(Listings of element locations)
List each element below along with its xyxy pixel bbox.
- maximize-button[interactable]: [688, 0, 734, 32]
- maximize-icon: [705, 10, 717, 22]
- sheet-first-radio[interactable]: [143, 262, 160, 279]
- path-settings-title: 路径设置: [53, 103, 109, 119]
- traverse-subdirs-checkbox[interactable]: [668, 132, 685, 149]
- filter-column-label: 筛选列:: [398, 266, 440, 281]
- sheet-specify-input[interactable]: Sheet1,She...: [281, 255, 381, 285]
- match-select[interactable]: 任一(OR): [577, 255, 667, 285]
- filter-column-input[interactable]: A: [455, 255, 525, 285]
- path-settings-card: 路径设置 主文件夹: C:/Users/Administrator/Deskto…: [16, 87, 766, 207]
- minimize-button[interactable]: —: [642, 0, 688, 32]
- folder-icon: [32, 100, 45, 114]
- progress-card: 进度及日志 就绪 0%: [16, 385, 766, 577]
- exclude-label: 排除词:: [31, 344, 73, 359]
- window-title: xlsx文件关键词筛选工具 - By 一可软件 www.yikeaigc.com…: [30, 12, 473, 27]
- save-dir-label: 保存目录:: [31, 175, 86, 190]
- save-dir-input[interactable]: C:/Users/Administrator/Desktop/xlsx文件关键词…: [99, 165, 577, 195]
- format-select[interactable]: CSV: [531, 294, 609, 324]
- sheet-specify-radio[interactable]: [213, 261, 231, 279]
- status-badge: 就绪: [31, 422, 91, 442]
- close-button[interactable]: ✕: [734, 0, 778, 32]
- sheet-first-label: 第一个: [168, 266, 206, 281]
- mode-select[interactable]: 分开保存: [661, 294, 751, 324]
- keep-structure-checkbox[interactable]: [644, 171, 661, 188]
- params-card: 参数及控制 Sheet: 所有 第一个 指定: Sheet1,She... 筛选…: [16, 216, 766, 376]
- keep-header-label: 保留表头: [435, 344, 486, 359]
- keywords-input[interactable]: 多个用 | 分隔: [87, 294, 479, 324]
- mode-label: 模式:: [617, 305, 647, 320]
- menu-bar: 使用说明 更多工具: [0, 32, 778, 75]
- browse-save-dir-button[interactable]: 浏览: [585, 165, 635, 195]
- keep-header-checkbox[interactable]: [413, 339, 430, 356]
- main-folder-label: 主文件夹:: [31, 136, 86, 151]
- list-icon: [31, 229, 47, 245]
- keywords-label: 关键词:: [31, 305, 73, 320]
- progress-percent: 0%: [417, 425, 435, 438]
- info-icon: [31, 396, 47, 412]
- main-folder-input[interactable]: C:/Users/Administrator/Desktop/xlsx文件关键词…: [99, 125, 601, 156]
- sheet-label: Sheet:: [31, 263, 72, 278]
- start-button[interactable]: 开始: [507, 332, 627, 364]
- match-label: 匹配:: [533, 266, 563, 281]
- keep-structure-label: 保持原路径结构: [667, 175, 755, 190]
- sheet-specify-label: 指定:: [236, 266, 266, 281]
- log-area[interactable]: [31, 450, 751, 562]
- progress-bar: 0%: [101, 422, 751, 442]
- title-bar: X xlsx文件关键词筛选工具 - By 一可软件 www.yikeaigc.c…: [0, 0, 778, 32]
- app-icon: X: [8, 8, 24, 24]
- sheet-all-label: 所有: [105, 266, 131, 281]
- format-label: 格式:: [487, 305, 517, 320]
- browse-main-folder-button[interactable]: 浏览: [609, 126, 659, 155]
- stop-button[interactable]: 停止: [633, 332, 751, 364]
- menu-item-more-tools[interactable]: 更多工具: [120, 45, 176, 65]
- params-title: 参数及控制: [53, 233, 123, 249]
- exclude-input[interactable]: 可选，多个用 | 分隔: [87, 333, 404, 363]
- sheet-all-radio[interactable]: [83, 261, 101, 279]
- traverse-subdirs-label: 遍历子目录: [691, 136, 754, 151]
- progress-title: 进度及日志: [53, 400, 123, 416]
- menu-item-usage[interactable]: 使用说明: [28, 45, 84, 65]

* Requirement *
Copy out the listing above word for word, starting at its first line and stopping after the line that contains "- path-settings-card: 路径设置".

* The result *
List each element below along with its xyxy pixel bbox.
- maximize-button[interactable]: [688, 0, 734, 32]
- maximize-icon: [705, 10, 717, 22]
- sheet-first-radio[interactable]: [143, 262, 160, 279]
- path-settings-title: 路径设置: [53, 103, 109, 119]
- traverse-subdirs-checkbox[interactable]: [668, 132, 685, 149]
- filter-column-label: 筛选列:: [398, 266, 440, 281]
- sheet-specify-input[interactable]: Sheet1,She...: [281, 255, 381, 285]
- match-select[interactable]: 任一(OR): [577, 255, 667, 285]
- filter-column-input[interactable]: A: [455, 255, 525, 285]
- path-settings-card: 路径设置 主文件夹: C:/Users/Administrator/Deskto…: [16, 87, 766, 207]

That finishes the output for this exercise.